§ REQUIRED TASK:
Write out the whole listing, matching it exactly.

§ ENTRIES:
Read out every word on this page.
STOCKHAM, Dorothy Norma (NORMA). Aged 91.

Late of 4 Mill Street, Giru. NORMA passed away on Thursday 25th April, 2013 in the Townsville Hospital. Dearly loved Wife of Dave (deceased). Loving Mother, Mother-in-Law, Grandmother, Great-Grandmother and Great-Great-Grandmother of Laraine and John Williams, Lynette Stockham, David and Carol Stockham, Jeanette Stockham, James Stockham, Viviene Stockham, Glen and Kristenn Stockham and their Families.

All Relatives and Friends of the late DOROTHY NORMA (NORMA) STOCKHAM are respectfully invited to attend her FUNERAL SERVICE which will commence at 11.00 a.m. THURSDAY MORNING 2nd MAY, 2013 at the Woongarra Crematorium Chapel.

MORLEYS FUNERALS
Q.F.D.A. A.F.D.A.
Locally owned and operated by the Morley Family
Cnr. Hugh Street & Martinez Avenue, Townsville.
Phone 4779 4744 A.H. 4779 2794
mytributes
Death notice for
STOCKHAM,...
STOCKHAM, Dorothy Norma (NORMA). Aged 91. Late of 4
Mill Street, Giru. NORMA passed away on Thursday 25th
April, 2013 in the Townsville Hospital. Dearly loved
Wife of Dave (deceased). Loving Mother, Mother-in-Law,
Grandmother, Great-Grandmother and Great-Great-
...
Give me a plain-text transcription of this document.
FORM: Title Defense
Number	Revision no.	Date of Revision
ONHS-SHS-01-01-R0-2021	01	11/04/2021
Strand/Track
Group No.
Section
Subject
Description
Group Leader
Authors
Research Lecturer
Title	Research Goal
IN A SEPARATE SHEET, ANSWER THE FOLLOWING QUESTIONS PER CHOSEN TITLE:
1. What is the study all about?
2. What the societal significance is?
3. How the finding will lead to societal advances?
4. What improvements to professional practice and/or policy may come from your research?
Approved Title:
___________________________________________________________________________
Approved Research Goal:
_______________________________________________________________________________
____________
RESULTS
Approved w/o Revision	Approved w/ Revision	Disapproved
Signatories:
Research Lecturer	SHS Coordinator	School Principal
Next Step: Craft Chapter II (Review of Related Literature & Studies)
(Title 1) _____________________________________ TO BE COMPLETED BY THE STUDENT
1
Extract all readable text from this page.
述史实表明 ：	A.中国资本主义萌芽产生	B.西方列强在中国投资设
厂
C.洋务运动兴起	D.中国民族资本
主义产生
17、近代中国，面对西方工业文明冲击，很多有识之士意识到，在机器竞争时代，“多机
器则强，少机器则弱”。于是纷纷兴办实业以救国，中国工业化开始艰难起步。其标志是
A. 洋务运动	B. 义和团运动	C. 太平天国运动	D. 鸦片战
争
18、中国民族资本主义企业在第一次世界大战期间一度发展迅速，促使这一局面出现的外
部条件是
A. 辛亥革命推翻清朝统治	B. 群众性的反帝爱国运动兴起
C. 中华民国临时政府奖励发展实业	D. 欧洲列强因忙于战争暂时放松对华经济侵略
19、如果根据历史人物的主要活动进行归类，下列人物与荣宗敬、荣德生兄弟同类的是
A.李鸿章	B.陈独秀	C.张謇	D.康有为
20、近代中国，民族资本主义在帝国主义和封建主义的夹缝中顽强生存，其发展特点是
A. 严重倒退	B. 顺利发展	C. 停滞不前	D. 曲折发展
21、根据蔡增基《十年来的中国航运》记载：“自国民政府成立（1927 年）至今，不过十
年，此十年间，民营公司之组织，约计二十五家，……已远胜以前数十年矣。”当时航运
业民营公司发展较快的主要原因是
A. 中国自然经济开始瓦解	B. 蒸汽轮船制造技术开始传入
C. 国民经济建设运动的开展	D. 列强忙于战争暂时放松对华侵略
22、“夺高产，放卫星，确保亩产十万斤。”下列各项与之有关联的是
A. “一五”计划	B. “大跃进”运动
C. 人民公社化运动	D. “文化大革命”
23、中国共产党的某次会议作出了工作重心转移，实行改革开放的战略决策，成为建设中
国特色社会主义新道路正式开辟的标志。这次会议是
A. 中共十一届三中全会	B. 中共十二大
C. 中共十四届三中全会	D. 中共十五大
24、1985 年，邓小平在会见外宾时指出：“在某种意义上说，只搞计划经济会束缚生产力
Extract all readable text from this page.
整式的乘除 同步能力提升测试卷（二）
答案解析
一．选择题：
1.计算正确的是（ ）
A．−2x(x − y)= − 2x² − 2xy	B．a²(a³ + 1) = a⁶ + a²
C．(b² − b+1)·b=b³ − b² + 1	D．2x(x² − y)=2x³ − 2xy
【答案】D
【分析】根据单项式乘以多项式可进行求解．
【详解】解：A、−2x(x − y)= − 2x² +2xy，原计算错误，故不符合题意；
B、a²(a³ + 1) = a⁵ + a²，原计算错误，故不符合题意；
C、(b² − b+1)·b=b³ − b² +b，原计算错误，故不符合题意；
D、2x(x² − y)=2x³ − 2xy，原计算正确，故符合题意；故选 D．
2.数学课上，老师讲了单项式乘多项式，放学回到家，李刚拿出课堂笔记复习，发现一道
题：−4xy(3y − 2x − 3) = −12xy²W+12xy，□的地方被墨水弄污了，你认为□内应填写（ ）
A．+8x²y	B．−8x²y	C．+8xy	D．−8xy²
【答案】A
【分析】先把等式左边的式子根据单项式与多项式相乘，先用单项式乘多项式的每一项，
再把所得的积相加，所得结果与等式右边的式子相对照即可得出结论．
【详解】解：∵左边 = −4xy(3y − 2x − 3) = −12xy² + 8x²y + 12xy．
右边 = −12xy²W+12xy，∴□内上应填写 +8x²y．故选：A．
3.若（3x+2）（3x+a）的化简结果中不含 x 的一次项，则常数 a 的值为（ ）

§ ANSWER:
Read out every word on this page.
STOCKHAM, Dorothy Norma (NORMA). Aged 91.

Late of 4 Mill Street, Giru. NORMA passed away on Thursday 25th April, 2013 in the Townsville Hospital. Dearly loved Wife of Dave (deceased). Loving Mother, Mother-in-Law, Grandmother, Great-Grandmother and Great-Great-Grandmother of Laraine and John Williams, Lynette Stockham, David and Carol Stockham, Jeanette Stockham, James Stockham, Viviene Stockham, Glen and Kristenn Stockham and their Families.

All Relatives and Friends of the late DOROTHY NORMA (NORMA) STOCKHAM are respectfully invited to attend her FUNERAL SERVICE which will commence at 11.00 a.m. THURSDAY MORNING 2nd MAY, 2013 at the Woongarra Crematorium Chapel.

MORLEYS FUNERALS
Q.F.D.A. A.F.D.A.
Locally owned and operated by the Morley Family
Cnr. Hugh Street & Martinez Avenue, Townsville.
Phone 4779 4744 A.H. 4779 2794
mytributes
Death notice for
STOCKHAM,...
STOCKHAM, Dorothy Norma (NORMA). Aged 91. Late of 4
Mill Street, Giru. NORMA passed away on Thursday 25th
April, 2013 in the Townsville Hospital. Dearly loved
Wife of Dave (deceased). Loving Mother, Mother-in-Law,
Grandmother, Great-Grandmother and Great-Great-
...
Give me a plain-text transcription of this document.
FORM: Title Defense
Number	Revision no.	Date of Revision
ONHS-SHS-01-01-R0-2021	01	11/04/2021
Strand/Track
Group No.
Section
Subject
Description
Group Leader
Authors
Research Lecturer
Title	Research Goal
IN A SEPARATE SHEET, ANSWER THE FOLLOWING QUESTIONS PER CHOSEN TITLE:
1. What is the study all about?
2. What the societal significance is?
3. How the finding will lead to societal advances?
4. What improvements to professional practice and/or policy may come from your research?
Approved Title:
___________________________________________________________________________
Approved Research Goal:
_______________________________________________________________________________
____________
RESULTS
Approved w/o Revision	Approved w/ Revision	Disapproved
Signatories:
Research Lecturer	SHS Coordinator	School Principal
Next Step: Craft Chapter II (Review of Related Literature & Studies)
(Title 1) _____________________________________ TO BE COMPLETED BY THE STUDENT
1
Extract all readable text from this page.
述史实表明 ：	A.中国资本主义萌芽产生	B.西方列强在中国投资设
厂
C.洋务运动兴起	D.中国民族资本
主义产生
17、近代中国，面对西方工业文明冲击，很多有识之士意识到，在机器竞争时代，“多机
器则强，少机器则弱”。于是纷纷兴办实业以救国，中国工业化开始艰难起步。其标志是
A. 洋务运动	B. 义和团运动	C. 太平天国运动	D. 鸦片战
争
18、中国民族资本主义企业在第一次世界大战期间一度发展迅速，促使这一局面出现的外
部条件是
A. 辛亥革命推翻清朝统治	B. 群众性的反帝爱国运动兴起
C. 中华民国临时政府奖励发展实业	D. 欧洲列强因忙于战争暂时放松对华经济侵略
19、如果根据历史人物的主要活动进行归类，下列人物与荣宗敬、荣德生兄弟同类的是
A.李鸿章	B.陈独秀	C.张謇	D.康有为
20、近代中国，民族资本主义在帝国主义和封建主义的夹缝中顽强生存，其发展特点是
A. 严重倒退	B. 顺利发展	C. 停滞不前	D. 曲折发展
21、根据蔡增基《十年来的中国航运》记载：“自国民政府成立（1927 年）至今，不过十
年，此十年间，民营公司之组织，约计二十五家，……已远胜以前数十年矣。”当时航运
业民营公司发展较快的主要原因是
A. 中国自然经济开始瓦解	B. 蒸汽轮船制造技术开始传入
C. 国民经济建设运动的开展	D. 列强忙于战争暂时放松对华侵略
22、“夺高产，放卫星，确保亩产十万斤。”下列各项与之有关联的是
A. “一五”计划	B. “大跃进”运动
C. 人民公社化运动	D. “文化大革命”
23、中国共产党的某次会议作出了工作重心转移，实行改革开放的战略决策，成为建设中
国特色社会主义新道路正式开辟的标志。这次会议是
A. 中共十一届三中全会	B. 中共十二大
C. 中共十四届三中全会	D. 中共十五大
24、1985 年，邓小平在会见外宾时指出：“在某种意义上说，只搞计划经济会束缚生产力
Extract all readable text from this page.
整式的乘除 同步能力提升测试卷（二）
答案解析
一．选择题：
1.计算正确的是（ ）
A．−2x(x − y)= − 2x² − 2xy	B．a²(a³ + 1) = a⁶ + a²
C．(b² − b+1)·b=b³ − b² + 1	D．2x(x² − y)=2x³ − 2xy
【答案】D
【分析】根据单项式乘以多项式可进行求解．
【详解】解：A、−2x(x − y)= − 2x² +2xy，原计算错误，故不符合题意；
B、a²(a³ + 1) = a⁵ + a²，原计算错误，故不符合题意；
C、(b² − b+1)·b=b³ − b² +b，原计算错误，故不符合题意；
D、2x(x² − y)=2x³ − 2xy，原计算正确，故符合题意；故选 D．
2.数学课上，老师讲了单项式乘多项式，放学回到家，李刚拿出课堂笔记复习，发现一道
题：−4xy(3y − 2x − 3) = −12xy²W+12xy，□的地方被墨水弄污了，你认为□内应填写（ ）
A．+8x²y	B．−8x²y	C．+8xy	D．−8xy²
【答案】A
【分析】先把等式左边的式子根据单项式与多项式相乘，先用单项式乘多项式的每一项，
再把所得的积相加，所得结果与等式右边的式子相对照即可得出结论．
【详解】解：∵左边 = −4xy(3y − 2x − 3) = −12xy² + 8x²y + 12xy．
右边 = −12xy²W+12xy，∴□内上应填写 +8x²y．故选：A．
3.若（3x+2）（3x+a）的化简结果中不含 x 的一次项，则常数 a 的值为（ ）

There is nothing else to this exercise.